Task brief:
All of the material below is to be retyped exactly.

(Stored data entries)
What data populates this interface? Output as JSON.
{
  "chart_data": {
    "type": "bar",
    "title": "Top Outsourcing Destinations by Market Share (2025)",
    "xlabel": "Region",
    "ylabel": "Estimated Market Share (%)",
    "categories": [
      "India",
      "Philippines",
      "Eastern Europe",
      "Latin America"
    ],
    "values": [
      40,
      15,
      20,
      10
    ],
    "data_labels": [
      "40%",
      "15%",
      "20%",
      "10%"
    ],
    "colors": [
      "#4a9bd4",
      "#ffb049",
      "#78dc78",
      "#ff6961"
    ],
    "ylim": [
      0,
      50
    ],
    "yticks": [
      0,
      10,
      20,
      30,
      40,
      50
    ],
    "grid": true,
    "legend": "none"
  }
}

Final result:
What data populates this interface? Output as JSON.
{
  "chart_data": {
    "type": "bar",
    "title": "Top Outsourcing Destinations by Market Share (2025)",
    "xlabel": "Region",
    "ylabel": "Estimated Market Share (%)",
    "categories": [
      "India",
      "Philippines",
      "Eastern Europe",
      "Latin America"
    ],
    "values": [
      40,
      15,
      20,
      10
    ],
    "data_labels": [
      "40%",
      "15%",
      "20%",
      "10%"
    ],
    "colors": [
      "#4a9bd4",
      "#ffb049",
      "#78dc78",
      "#ff6961"
    ],
    "ylim": [
      0,
      50
    ],
    "yticks": [
      0,
      10,
      20,
      30,
      40,
      50
    ],
    "grid": true,
    "legend": "none"
  }
}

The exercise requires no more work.